- **WHAT YOU WILL DO**:
1: In the deer picture book review, what does Sonia find in her city garden early one morning?
2: Swap "dropdown-select" for "combo-box" in the rows, covering the part that opens with the first row and closes with the line containing "checkbox-label: Archived [104, 1343, 190, 1369]". Return only those lines, otherwise unchanged.

- **PAGE EXTRACT**:
=-=-=

TWO DAYS IN MAY

Taylor’s story of a deer family’s unexpected appearance in an urban garden is hampered by its monotone delivery, but there is an easy imparting of information that ought to be in every child’s environmental-awareness kit. Early one morning, young Sonia discovers five deer tucking into the greens growing in her city garden. While the neighbors come to gape, Sonia’s dad and the building super decide to call the animal control officers to have the deer safely removed. Unfortunately, the animal control officer’s policy is to exterminate the deer. The neighbors decide to peacefully protest this policy by gathering around the deer to protect them, while in the meantime alerting a wildlife rescue group. Most of the neighbors spend the night alongside the deer; the next morning, Carl, from the rescue group, arrives to sedate and cart away the deer (much to the relief of the animal control officer) to a safe haven. Sprinkled throughout the tale are such concepts as habitat loss, seasonal food needs, overpopulation, and other staples of eco-consciousness. Delicate watercolors emphasize the adorable over the wild, while also heightening the incongruity of the situation. (Picture book. 4-8)

=-=-=

- **RECORDS FOR THIS EXERCISE**:
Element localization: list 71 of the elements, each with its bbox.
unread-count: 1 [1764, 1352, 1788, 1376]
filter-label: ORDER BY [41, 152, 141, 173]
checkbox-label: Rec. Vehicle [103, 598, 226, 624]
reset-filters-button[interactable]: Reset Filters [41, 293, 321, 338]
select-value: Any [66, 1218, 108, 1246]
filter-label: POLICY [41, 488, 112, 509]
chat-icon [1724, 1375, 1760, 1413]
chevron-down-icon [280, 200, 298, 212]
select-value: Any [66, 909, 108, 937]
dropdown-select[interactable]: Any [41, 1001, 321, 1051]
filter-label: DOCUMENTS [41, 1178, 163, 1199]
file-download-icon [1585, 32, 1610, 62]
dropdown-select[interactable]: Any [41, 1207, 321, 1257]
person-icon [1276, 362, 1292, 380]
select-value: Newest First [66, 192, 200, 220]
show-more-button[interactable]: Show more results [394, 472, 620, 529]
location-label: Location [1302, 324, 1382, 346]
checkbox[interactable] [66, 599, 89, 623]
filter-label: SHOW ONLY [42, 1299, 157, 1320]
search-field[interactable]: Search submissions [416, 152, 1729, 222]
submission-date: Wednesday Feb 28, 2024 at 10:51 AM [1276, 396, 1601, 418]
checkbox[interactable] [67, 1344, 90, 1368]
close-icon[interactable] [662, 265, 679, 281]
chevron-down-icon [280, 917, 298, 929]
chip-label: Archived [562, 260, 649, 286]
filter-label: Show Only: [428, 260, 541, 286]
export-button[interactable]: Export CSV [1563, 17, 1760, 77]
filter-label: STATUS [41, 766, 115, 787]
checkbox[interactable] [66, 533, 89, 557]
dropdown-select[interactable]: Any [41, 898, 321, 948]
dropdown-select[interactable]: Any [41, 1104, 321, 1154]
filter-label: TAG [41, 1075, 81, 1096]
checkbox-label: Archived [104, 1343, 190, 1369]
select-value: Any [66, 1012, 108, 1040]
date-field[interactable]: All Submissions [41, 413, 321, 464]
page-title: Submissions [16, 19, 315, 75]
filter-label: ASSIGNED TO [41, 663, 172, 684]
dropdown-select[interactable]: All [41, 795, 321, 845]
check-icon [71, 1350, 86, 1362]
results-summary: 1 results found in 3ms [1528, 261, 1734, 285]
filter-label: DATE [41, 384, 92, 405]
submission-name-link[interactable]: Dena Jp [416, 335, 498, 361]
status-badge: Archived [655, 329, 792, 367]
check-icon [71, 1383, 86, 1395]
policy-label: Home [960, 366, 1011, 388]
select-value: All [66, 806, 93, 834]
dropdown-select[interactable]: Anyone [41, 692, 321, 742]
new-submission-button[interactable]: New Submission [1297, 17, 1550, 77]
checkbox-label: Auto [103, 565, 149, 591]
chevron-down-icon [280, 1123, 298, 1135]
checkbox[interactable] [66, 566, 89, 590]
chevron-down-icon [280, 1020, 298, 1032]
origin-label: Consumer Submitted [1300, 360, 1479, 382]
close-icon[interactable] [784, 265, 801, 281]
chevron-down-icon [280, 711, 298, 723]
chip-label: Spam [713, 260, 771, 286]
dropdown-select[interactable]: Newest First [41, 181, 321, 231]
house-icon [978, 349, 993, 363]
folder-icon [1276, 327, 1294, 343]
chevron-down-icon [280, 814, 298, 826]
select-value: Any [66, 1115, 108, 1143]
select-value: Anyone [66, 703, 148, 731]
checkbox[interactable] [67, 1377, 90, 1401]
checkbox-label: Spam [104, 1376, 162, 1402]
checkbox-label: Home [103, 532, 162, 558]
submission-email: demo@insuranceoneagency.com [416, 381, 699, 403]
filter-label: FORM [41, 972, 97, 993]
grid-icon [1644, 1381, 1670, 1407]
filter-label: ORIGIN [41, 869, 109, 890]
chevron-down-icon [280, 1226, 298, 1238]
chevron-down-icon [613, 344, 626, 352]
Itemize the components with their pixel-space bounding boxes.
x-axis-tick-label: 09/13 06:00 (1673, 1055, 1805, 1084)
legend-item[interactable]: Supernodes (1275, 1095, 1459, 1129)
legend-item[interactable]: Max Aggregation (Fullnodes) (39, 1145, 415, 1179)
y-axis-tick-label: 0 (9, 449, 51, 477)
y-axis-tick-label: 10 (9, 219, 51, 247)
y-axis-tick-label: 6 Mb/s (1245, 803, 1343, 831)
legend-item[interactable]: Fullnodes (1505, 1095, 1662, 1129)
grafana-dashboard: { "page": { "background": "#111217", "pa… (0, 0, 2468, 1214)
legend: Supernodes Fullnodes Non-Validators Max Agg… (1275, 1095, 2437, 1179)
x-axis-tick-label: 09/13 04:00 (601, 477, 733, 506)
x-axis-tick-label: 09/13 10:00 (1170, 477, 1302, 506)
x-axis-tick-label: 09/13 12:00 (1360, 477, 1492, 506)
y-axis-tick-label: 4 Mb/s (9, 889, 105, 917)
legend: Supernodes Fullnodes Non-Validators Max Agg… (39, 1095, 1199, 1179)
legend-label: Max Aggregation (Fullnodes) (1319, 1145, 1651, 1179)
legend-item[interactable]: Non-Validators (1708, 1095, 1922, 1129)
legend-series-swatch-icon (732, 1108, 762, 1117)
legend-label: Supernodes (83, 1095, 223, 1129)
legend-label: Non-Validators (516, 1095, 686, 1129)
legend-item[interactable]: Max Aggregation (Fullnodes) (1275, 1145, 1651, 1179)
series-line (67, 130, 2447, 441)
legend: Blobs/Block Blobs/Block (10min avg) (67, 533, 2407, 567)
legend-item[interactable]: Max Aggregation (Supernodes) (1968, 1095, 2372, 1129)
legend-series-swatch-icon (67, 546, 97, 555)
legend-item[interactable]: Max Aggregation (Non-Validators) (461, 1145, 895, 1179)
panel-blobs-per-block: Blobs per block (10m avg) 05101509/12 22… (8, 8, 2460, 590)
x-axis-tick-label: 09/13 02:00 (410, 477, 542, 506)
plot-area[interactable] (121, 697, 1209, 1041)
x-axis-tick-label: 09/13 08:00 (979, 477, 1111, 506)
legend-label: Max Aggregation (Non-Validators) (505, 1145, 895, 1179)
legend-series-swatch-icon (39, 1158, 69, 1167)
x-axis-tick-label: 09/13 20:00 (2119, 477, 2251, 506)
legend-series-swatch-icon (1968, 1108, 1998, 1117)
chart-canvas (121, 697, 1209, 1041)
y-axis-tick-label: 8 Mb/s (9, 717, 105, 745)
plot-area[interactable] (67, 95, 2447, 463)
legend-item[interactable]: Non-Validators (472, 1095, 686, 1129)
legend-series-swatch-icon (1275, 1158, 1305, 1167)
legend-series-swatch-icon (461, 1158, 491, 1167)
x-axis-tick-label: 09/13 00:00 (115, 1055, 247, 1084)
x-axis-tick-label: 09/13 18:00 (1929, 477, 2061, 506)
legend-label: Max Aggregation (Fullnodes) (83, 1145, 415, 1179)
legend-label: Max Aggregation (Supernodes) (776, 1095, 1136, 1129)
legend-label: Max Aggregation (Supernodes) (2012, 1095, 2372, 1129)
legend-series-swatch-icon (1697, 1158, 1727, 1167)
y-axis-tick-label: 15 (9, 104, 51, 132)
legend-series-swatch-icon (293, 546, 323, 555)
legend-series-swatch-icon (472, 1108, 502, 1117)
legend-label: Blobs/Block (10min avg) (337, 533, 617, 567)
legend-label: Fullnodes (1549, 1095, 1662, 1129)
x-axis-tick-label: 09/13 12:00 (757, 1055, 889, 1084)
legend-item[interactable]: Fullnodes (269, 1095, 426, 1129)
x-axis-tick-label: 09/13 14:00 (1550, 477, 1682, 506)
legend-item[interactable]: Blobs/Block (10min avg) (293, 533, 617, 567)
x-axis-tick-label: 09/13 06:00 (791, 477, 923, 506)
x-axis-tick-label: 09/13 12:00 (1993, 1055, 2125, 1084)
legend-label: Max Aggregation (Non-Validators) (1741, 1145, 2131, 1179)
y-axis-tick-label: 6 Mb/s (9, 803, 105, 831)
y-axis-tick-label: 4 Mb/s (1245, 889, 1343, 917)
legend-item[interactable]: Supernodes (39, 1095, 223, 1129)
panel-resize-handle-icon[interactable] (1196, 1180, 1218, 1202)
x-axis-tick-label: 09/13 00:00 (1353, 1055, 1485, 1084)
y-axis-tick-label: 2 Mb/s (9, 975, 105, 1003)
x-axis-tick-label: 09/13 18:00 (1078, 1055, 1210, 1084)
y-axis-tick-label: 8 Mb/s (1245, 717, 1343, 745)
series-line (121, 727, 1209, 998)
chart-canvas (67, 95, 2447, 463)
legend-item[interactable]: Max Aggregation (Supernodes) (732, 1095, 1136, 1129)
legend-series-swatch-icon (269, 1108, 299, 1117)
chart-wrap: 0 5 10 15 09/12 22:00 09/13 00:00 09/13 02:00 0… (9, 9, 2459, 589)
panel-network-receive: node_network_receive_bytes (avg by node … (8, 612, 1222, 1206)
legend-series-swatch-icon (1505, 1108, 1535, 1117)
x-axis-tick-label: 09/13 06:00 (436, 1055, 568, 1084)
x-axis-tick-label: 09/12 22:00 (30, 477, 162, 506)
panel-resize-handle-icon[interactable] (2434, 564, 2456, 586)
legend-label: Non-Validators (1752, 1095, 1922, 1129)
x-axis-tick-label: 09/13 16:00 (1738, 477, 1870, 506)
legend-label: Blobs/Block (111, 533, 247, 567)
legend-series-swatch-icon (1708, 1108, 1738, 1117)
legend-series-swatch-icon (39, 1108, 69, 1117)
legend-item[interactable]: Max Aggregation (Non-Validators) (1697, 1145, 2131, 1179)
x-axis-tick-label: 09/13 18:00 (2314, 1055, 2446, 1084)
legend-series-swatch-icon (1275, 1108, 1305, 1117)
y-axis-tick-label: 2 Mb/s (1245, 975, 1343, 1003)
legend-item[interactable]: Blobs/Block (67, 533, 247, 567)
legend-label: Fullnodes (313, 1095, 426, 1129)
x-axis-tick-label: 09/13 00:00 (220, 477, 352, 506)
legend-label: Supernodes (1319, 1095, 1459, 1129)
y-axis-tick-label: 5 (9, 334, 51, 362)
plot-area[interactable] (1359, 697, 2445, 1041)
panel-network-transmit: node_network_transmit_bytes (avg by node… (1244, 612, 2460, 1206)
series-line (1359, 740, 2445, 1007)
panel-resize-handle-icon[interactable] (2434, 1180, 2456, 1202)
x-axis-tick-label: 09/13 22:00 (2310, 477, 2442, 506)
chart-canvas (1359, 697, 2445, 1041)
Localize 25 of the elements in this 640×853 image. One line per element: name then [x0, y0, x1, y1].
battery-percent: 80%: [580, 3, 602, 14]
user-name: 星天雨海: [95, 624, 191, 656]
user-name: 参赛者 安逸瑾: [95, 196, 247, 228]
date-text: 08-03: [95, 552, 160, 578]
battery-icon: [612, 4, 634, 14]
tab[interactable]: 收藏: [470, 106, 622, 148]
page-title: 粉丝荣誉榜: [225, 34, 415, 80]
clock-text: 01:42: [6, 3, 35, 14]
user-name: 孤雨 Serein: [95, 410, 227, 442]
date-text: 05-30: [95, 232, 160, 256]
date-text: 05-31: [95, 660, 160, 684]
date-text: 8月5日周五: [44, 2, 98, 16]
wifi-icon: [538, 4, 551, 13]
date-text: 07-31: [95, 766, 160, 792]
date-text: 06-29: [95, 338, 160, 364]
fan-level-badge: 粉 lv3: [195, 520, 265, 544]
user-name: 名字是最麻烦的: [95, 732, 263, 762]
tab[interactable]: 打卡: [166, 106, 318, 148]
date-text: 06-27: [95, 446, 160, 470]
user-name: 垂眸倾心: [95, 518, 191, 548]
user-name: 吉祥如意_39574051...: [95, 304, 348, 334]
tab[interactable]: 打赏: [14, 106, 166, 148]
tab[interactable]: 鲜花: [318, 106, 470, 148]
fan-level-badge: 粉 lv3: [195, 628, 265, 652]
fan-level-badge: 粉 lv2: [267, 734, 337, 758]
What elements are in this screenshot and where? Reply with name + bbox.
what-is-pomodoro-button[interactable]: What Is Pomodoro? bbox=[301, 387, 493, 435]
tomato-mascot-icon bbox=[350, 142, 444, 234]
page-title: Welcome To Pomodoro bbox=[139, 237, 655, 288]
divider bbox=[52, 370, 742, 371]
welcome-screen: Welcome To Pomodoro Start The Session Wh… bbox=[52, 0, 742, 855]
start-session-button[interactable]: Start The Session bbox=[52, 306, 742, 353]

=-=-=

- **THE RESULTS**:
1: Five deer eating the greens growing in her garden.

2:
Element localization: list 71 of the elements, each with its bbox.
unread-count: 1 [1764, 1352, 1788, 1376]
filter-label: ORDER BY [41, 152, 141, 173]
checkbox-label: Rec. Vehicle [103, 598, 226, 624]
reset-filters-button[interactable]: Reset Filters [41, 293, 321, 338]
select-value: Any [66, 1218, 108, 1246]
filter-label: POLICY [41, 488, 112, 509]
chat-icon [1724, 1375, 1760, 1413]
chevron-down-icon [280, 200, 298, 212]
select-value: Any [66, 909, 108, 937]
combo-box[interactable]: Any [41, 1001, 321, 1051]
filter-label: DOCUMENTS [41, 1178, 163, 1199]
file-download-icon [1585, 32, 1610, 62]
combo-box[interactable]: Any [41, 1207, 321, 1257]
person-icon [1276, 362, 1292, 380]
select-value: Newest First [66, 192, 200, 220]
show-more-button[interactable]: Show more results [394, 472, 620, 529]
location-label: Location [1302, 324, 1382, 346]
checkbox[interactable] [66, 599, 89, 623]
filter-label: SHOW ONLY [42, 1299, 157, 1320]
search-field[interactable]: Search submissions [416, 152, 1729, 222]
submission-date: Wednesday Feb 28, 2024 at 10:51 AM [1276, 396, 1601, 418]
checkbox[interactable] [67, 1344, 90, 1368]
close-icon[interactable] [662, 265, 679, 281]
chevron-down-icon [280, 917, 298, 929]
chip-label: Archived [562, 260, 649, 286]
filter-label: Show Only: [428, 260, 541, 286]
export-button[interactable]: Export CSV [1563, 17, 1760, 77]
filter-label: STATUS [41, 766, 115, 787]
checkbox[interactable] [66, 533, 89, 557]
combo-box[interactable]: Any [41, 898, 321, 948]
combo-box[interactable]: Any [41, 1104, 321, 1154]
filter-label: TAG [41, 1075, 81, 1096]
checkbox-label: Archived [104, 1343, 190, 1369]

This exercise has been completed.